§ 抜粋記事:
- - - - - - -
週間ニュース
●3月23日(木)
野党党首の側近
最大野党・新熱望党のチーフ経済顧問が、米国で国連の制裁に反してイラクから二千万ドル相当の原油を輸入しようとした事件に関連して逮捕された。このスラサク顧問は、サンディエゴでほかのタイ人、シンガポール人とともに逮捕された。同党のチャトゥロン幹事長は、「この事件に関するニュースを逐一チェックしている。もし、スラサク顧問に不正行為があったのであれば、党としての責任も免れない」と述べた。米国の関係当局によれば、スラサク顧問は、貿易会社の幹部と話し合いをするためにサンディエゴに行ったもので、また、原油は購入した後タイに運ばれる予定だったという。同顧問など今回逮捕された三人は、有罪が確定すれば、百万ドルまでの罰金、あるいは、十二年までの懲役、もしくはその双方を科せられることになる。
外交政策の堅持
先に軍部、治安当局は薬物密売問題でミャンマー側に協力的姿勢が見られないため、政府は対ミャンマー政策を見直す必要があると考えていると一部で報じられたが、スリン外相は、ミャンマーに対する姿勢に変更はないと明言した。政府は、ミャンマーとの間で様々な問題を協力して解決してゆき、二国間関係をより良好なものにすることを目指している。軍部、治安当局は、国境地帯のミャンマー領内で覚醒剤などが密売されており、これがタイへの流入につながっていると指摘している。一方、ミャンマーの当局者は、密造に使用されている化学薬品はミャンマーで生産されておらず、外国から持ち込まれたものであり、これら近隣国にも責任があるとしている。
少年院から逃走
少年院「バーンカルナ」から逃走した十四歳の少年が殺人容疑で逮捕された。警察によれば、犯人は三人で、また、逮捕された少年は、一緒にいた少女に手を出そうとしたため、二十歳になる男性を殺害したと述べている。
議員買収の指摘
与党第一党・民主党党首のチュアン首相によれば、社会行動党のグループが民主党に移籍する見通しだが、これは議員を金で買収したものではないという。社会行動党の現職議員、元議員のグループは、サナン民主党幹事長(副首相兼内相)に移籍の意向を伝えている。また、チュアン首相は、「社会行動党と民主党の間では移籍問題についてずっと以前から話し合いが行われている。先にサナン幹事長が社会行動党のモントリー元党首などと会ったが、これも話し合いの一部分にすぎない。まだ、移籍については結論は出ていない」と述べた。チュアン首相によれば、民主党は党の方針に賛成する議員を迎え入れることにしているが、入党のために金を提供することはないという。
- - - - - - -
§ 課題:
上の週間ニュースを読み、次の問いに答えよ。
(a) スラサク顧問が逮捕された場所はどこか。
(b) ミャンマーに対する姿勢に変更はないと明言したのは誰か。
(c) 少年院「バーンカルナ」から逃走し、殺人容疑で逮捕された少年は何歳か。
- - - - - - -
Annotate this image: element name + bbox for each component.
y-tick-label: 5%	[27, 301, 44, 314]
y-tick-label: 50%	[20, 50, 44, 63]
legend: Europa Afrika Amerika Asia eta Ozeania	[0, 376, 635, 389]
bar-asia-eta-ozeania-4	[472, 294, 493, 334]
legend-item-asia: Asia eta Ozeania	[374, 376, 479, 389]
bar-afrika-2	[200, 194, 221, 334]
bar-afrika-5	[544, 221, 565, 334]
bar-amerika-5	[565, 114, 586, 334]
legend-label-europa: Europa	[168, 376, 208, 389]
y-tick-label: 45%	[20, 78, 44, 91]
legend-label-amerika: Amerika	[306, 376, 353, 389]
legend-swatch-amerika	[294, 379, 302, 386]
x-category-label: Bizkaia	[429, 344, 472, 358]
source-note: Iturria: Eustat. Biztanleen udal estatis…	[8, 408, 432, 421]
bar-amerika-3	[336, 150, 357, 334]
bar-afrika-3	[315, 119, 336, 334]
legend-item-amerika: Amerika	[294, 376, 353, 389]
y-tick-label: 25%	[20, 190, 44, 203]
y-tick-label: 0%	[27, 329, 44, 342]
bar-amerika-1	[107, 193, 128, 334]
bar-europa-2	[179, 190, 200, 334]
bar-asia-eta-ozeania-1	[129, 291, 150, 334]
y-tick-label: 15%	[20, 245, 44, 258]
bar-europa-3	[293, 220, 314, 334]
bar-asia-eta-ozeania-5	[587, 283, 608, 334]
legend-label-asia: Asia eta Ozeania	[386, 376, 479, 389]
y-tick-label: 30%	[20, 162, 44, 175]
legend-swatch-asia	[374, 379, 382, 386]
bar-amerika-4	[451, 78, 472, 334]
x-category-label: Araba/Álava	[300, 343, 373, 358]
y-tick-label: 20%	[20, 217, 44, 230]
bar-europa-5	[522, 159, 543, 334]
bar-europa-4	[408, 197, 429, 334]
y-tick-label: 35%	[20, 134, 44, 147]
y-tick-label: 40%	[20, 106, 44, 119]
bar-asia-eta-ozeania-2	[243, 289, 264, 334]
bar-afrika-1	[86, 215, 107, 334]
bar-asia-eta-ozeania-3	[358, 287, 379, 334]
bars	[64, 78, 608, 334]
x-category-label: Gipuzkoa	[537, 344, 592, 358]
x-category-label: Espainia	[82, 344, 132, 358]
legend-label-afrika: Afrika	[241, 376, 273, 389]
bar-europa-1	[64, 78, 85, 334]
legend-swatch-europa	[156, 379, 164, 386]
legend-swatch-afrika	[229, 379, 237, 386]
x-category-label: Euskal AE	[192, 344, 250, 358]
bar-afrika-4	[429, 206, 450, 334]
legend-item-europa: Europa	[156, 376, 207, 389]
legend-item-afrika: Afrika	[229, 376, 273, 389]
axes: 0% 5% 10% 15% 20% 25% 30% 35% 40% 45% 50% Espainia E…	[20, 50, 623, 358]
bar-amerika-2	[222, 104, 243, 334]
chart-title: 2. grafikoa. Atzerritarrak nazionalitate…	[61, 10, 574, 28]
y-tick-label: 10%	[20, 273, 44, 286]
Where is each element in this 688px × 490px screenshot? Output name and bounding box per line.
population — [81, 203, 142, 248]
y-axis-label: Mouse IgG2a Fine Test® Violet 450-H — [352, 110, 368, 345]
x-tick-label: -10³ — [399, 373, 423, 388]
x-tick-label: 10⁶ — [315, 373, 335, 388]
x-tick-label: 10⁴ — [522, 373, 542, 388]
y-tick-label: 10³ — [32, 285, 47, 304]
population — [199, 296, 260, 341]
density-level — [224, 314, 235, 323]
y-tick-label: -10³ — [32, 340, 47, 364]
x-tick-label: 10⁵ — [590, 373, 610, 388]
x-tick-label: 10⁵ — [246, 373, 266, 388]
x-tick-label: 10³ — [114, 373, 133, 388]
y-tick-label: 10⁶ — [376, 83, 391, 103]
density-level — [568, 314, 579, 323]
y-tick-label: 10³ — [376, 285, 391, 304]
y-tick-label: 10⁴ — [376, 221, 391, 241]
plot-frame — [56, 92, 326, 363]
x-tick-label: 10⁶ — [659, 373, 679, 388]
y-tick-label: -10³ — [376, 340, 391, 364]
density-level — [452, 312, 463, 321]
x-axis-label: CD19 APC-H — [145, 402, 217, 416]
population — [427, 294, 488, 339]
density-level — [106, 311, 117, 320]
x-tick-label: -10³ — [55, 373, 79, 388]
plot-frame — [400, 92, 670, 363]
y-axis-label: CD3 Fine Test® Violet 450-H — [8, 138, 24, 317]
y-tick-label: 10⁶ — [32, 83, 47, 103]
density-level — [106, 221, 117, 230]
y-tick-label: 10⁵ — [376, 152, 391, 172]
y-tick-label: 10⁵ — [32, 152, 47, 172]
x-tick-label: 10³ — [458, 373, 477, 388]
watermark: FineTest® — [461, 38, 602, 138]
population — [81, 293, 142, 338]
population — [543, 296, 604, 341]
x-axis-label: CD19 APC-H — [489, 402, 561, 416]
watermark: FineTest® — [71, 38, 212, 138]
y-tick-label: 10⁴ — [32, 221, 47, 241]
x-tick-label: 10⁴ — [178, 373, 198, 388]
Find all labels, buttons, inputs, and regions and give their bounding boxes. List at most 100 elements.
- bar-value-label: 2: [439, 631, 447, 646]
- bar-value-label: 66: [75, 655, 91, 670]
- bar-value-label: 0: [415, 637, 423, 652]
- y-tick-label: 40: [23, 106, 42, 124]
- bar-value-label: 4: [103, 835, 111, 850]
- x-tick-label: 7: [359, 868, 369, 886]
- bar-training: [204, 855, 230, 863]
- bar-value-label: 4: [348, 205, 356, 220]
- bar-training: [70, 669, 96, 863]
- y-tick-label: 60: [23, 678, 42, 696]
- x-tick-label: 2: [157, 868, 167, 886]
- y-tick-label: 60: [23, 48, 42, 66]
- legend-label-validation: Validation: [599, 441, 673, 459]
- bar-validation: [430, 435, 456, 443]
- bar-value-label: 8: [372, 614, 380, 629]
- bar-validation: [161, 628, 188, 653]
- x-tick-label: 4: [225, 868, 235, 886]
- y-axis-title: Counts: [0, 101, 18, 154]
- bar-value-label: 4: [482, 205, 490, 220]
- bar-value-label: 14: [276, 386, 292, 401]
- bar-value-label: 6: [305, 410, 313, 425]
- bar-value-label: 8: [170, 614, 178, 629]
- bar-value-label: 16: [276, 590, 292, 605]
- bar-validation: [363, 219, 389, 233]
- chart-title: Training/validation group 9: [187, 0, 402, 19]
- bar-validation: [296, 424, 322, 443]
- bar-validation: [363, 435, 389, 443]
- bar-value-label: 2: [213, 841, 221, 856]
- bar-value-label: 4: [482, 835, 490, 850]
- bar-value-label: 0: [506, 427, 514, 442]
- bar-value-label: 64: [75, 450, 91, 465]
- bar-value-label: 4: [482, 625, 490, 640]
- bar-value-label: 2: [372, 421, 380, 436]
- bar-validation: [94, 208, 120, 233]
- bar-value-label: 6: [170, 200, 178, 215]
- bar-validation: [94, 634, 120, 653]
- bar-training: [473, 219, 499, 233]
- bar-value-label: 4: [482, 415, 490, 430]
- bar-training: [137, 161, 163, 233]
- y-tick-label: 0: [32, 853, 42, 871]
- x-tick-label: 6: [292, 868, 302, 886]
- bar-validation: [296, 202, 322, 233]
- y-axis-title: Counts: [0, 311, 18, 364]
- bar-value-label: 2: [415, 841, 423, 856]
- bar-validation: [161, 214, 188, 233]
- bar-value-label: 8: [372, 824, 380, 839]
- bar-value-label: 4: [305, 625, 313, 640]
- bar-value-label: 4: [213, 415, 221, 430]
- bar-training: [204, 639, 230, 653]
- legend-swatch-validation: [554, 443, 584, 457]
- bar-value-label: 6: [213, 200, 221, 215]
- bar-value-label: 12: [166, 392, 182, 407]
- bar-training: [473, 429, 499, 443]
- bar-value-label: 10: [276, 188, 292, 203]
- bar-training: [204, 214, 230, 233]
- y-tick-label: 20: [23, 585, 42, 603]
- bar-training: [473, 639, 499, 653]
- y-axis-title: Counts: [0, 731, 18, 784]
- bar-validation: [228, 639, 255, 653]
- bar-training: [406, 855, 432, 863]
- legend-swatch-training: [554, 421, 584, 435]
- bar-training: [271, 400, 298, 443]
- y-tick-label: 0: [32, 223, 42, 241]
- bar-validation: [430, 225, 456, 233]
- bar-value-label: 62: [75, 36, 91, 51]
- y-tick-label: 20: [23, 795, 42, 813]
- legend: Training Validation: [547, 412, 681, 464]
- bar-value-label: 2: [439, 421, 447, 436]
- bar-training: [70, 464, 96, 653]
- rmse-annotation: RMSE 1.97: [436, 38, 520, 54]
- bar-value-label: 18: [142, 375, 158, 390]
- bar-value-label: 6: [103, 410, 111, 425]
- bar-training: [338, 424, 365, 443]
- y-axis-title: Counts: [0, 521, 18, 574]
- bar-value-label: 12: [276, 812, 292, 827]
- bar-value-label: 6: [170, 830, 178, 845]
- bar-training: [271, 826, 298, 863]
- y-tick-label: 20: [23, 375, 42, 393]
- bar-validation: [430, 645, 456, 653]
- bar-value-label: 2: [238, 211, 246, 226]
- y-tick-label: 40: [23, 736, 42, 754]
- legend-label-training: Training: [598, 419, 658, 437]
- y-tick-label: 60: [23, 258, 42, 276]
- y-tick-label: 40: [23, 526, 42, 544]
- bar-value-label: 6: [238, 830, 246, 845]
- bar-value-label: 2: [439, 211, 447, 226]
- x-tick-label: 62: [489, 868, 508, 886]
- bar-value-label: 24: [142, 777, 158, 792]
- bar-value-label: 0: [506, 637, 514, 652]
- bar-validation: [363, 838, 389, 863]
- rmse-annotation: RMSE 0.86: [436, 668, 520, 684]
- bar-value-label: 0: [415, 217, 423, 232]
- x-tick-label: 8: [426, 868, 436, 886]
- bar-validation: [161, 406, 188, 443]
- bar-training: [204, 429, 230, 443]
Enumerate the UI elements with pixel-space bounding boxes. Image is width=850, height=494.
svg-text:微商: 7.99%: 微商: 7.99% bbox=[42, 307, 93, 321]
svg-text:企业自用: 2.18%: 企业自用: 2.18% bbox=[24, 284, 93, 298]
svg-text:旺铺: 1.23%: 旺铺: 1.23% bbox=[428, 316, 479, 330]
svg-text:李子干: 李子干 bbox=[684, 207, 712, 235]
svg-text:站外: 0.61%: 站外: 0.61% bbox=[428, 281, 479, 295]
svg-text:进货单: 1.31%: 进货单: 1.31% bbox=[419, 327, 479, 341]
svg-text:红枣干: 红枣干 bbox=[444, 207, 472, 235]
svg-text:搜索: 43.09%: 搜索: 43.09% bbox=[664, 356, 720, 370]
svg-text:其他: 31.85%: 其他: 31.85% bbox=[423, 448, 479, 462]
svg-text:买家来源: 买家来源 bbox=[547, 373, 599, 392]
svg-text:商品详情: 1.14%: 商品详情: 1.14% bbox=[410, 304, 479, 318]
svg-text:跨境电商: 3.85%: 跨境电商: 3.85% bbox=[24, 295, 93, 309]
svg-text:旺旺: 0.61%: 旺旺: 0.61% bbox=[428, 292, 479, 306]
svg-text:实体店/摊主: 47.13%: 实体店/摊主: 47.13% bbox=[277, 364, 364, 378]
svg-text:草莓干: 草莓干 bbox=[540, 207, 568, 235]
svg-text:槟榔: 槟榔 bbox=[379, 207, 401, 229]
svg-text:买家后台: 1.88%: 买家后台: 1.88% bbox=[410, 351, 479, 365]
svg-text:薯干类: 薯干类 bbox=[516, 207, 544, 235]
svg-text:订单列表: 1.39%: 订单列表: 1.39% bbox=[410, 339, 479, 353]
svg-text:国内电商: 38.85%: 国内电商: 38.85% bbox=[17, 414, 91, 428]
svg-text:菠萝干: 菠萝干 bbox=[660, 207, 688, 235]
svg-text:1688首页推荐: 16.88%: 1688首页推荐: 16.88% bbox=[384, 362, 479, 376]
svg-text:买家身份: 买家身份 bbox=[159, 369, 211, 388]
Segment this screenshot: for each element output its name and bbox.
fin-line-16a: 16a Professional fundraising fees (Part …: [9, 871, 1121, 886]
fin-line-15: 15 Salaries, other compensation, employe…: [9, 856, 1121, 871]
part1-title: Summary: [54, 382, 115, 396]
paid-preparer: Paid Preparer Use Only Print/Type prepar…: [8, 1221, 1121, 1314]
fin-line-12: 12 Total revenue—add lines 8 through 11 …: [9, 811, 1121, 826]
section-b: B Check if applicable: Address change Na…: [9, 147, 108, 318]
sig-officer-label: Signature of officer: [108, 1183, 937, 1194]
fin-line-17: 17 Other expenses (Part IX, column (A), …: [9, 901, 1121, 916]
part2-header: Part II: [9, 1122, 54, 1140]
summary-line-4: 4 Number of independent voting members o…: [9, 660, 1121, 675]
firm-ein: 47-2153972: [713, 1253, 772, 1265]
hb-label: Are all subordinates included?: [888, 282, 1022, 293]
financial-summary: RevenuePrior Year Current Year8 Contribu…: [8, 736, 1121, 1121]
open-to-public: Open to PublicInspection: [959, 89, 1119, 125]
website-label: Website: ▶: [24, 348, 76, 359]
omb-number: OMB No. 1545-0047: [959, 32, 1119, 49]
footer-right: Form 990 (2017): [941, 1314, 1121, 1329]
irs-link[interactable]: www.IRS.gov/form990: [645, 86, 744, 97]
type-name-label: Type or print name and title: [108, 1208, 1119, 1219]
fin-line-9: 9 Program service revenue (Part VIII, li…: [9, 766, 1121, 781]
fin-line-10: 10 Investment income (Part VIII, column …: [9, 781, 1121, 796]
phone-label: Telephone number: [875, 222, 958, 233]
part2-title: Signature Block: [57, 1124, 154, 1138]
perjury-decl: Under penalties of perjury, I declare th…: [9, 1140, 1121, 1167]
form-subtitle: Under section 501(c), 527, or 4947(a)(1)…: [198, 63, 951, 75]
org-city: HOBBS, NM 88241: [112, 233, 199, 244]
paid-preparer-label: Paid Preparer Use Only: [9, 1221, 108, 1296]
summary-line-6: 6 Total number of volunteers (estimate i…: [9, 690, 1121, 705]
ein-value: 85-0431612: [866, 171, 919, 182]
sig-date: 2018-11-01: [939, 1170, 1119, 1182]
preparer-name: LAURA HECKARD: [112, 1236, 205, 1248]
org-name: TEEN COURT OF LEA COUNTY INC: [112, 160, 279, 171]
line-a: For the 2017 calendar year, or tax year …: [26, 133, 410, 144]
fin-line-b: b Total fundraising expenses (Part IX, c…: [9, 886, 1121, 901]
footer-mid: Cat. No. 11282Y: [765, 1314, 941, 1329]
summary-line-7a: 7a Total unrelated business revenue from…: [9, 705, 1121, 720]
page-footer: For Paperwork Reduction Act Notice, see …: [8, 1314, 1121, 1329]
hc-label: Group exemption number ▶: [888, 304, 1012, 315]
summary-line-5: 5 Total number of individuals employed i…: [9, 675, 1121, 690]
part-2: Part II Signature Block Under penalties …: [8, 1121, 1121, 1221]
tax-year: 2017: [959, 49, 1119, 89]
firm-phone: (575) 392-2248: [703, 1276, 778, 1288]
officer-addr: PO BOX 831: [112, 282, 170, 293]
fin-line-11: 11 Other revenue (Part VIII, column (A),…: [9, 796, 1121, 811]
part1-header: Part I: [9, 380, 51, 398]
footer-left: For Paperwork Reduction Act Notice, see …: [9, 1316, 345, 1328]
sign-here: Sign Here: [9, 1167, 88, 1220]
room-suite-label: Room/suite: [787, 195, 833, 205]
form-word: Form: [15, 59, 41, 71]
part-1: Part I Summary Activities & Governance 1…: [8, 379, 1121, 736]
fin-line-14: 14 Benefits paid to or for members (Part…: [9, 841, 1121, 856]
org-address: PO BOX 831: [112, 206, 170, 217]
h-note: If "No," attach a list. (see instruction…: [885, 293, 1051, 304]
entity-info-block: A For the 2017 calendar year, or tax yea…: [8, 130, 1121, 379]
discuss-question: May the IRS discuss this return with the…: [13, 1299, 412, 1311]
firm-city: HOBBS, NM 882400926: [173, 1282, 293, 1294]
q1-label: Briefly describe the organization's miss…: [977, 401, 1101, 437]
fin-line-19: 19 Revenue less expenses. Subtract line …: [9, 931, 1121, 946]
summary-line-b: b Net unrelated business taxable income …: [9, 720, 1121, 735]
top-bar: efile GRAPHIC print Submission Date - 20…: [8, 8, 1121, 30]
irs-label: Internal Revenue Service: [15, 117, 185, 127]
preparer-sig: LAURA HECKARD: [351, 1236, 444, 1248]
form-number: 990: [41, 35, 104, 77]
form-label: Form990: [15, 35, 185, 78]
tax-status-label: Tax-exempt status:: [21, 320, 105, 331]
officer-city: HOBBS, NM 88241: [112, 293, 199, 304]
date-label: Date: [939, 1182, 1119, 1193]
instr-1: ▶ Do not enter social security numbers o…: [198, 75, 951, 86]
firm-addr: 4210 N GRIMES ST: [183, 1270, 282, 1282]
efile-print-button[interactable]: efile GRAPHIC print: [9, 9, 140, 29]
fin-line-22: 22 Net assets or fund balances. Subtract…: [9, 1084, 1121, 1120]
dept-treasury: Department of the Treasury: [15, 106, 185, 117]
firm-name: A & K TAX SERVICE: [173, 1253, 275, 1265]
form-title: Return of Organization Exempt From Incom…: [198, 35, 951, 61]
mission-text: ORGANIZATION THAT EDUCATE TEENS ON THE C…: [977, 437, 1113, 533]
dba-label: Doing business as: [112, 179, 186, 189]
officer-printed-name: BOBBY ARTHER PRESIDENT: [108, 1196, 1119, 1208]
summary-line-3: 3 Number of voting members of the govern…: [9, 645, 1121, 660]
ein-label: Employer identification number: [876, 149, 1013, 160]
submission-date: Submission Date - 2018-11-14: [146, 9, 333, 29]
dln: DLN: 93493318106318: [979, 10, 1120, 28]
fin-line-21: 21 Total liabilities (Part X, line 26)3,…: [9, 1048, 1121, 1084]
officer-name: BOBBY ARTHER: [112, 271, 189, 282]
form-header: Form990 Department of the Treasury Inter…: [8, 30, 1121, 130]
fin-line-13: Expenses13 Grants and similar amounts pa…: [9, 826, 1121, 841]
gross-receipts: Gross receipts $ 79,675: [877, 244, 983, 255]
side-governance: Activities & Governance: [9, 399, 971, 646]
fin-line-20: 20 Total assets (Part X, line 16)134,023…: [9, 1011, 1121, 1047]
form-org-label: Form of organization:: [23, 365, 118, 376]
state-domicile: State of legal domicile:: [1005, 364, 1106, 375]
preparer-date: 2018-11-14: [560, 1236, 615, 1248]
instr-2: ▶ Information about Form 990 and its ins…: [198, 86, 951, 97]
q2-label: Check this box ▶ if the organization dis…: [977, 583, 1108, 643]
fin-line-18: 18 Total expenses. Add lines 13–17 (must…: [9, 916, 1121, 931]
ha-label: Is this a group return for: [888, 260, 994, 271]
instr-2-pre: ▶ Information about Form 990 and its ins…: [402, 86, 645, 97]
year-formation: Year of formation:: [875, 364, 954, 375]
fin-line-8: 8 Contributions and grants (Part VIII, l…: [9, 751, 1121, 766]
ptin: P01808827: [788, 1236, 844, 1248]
- - - - - - -
§ 解答欄:
(a) サンディエゴ
(b) スリン外相
(c) 十四歳